#### WHAT THE TASK ASKS:
Determine how many lines of the entries contain "text". Reply with that number alone.

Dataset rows
+ + + + +

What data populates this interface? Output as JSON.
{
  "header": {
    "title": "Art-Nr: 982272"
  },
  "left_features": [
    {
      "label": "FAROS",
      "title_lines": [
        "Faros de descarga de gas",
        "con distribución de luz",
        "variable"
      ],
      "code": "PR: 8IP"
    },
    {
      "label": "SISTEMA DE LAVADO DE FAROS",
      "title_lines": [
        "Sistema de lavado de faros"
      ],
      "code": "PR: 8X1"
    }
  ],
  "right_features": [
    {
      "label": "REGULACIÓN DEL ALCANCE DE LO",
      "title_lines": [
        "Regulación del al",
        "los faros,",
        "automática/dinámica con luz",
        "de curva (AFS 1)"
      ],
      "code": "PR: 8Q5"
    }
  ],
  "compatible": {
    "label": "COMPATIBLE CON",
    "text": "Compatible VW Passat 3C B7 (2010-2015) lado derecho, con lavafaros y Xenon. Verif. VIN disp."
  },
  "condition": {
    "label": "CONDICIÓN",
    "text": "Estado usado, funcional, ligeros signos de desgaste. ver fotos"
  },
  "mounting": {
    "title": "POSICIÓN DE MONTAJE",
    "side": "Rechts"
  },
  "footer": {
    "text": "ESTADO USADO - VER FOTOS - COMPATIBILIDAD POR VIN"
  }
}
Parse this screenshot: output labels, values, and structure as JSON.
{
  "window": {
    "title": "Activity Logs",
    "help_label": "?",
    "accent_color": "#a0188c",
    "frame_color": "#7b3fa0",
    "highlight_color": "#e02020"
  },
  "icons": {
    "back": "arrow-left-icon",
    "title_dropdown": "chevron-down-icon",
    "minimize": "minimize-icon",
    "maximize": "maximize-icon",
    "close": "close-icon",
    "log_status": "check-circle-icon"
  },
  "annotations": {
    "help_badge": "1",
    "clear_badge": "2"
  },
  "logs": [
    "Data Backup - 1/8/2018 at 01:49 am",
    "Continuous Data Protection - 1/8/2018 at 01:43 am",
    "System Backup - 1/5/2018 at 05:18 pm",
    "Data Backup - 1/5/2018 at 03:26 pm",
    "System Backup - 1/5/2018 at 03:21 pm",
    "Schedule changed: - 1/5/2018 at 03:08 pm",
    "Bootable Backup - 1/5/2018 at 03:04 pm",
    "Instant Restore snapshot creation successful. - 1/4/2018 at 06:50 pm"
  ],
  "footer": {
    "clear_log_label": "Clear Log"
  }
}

+ + + + +

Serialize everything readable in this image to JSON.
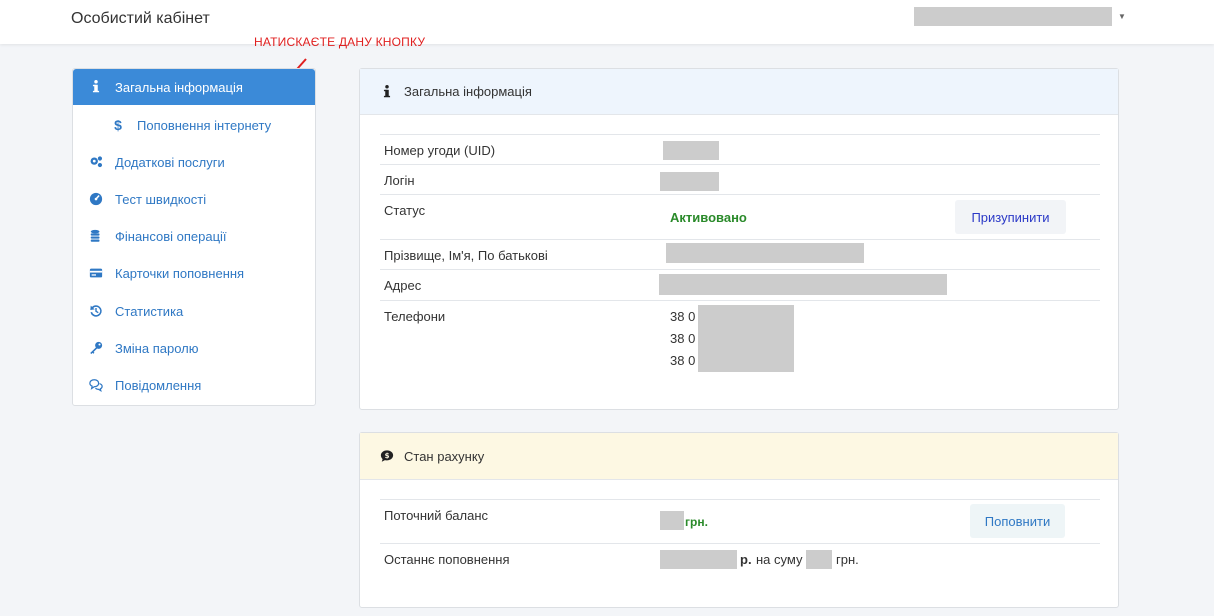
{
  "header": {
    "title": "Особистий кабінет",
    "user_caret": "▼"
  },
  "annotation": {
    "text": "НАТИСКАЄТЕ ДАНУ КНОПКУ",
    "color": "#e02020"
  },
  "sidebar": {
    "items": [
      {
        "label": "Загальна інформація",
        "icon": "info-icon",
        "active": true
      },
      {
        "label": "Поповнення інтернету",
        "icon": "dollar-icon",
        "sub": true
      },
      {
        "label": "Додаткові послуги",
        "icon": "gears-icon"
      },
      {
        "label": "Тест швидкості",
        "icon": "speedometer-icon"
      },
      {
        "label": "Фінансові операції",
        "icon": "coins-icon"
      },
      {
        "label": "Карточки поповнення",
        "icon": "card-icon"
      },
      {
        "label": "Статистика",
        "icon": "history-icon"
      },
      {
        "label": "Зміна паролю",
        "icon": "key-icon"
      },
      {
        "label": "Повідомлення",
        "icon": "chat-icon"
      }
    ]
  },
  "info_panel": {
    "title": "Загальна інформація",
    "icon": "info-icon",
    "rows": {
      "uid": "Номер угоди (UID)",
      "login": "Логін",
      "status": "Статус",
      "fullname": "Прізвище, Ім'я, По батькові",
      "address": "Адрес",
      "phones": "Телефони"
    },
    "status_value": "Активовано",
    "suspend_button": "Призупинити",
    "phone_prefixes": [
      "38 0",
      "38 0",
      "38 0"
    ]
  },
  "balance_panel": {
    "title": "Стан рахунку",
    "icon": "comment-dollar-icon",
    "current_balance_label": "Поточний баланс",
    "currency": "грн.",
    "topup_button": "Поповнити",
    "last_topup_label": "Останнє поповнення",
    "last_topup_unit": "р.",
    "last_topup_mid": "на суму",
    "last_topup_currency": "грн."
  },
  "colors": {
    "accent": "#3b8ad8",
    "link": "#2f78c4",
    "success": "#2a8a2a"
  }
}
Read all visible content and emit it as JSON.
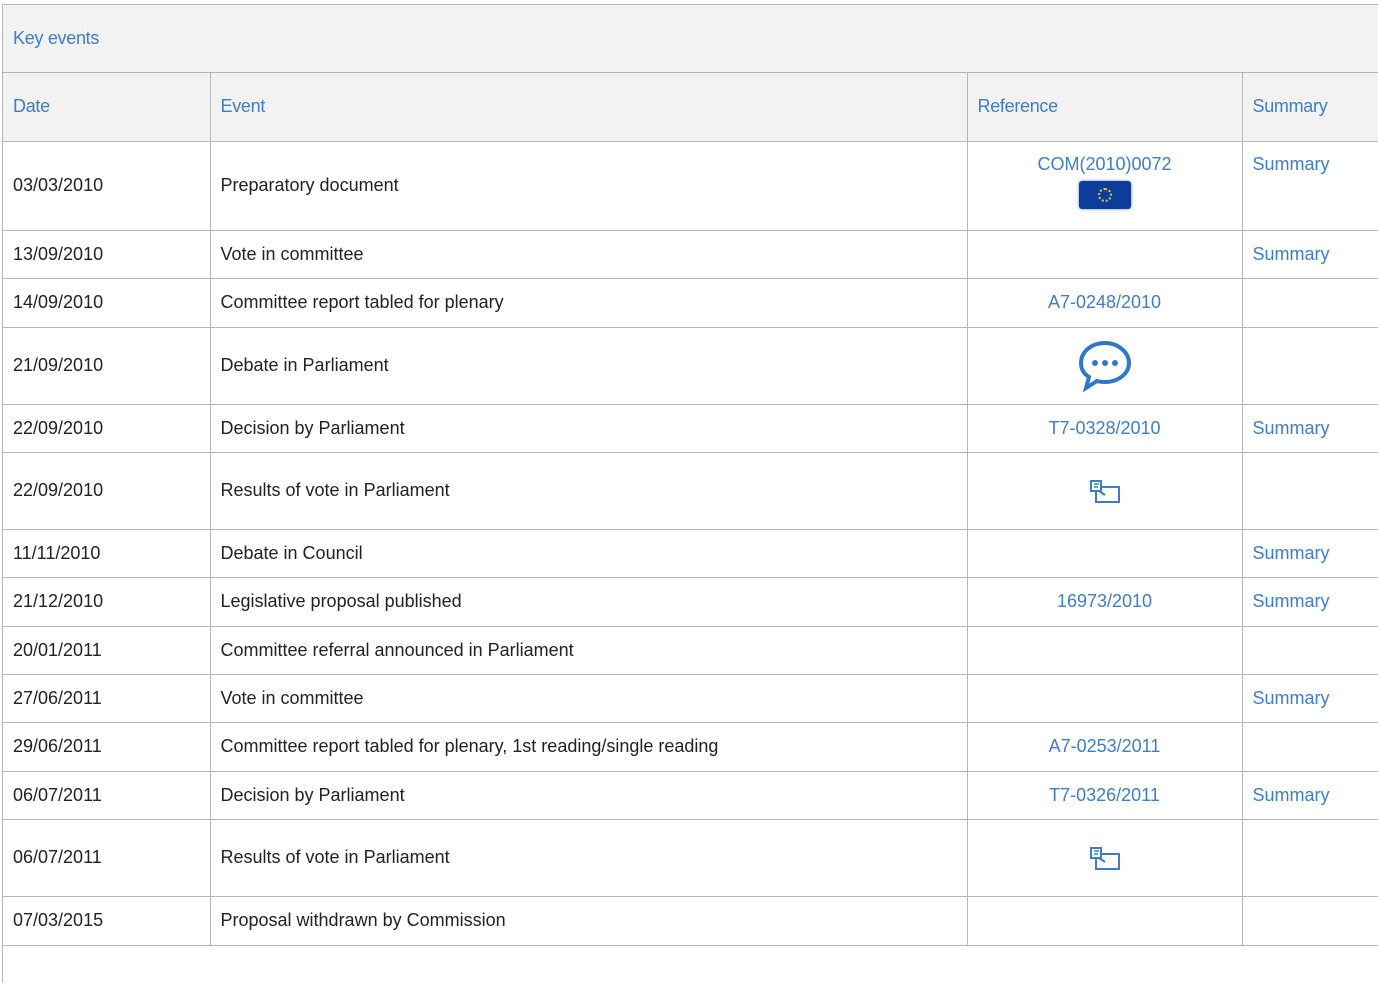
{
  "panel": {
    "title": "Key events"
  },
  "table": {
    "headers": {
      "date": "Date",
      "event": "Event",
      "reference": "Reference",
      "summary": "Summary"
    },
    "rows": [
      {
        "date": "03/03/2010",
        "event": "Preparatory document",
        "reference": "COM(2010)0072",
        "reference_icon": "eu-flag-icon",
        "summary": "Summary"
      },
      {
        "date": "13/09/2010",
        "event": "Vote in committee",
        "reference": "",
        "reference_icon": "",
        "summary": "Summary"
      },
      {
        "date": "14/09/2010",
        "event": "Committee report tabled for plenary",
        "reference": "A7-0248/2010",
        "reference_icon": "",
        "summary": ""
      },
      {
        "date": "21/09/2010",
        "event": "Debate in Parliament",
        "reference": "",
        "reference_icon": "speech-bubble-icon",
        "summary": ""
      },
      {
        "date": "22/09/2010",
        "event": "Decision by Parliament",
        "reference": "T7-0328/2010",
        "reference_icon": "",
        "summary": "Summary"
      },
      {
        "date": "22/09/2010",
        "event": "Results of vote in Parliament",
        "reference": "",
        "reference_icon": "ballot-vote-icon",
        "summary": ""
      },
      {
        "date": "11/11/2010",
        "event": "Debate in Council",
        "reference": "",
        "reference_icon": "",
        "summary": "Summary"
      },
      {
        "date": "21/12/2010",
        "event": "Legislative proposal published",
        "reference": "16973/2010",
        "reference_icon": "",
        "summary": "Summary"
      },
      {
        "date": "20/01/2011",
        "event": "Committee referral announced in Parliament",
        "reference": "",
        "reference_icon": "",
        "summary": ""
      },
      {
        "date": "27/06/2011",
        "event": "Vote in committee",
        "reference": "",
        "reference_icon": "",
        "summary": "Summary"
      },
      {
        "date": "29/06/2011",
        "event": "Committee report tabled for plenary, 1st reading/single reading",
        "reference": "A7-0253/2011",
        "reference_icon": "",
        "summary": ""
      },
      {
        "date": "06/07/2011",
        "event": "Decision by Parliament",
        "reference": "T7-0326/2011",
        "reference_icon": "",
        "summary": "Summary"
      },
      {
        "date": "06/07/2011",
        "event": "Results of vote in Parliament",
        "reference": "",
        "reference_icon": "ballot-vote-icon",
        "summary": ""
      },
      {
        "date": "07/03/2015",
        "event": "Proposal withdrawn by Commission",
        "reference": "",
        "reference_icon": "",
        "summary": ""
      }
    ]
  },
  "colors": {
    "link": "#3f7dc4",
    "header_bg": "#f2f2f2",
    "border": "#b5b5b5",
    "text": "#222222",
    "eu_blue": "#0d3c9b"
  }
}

+ + + + +

#### FINISHED ANSWER:
5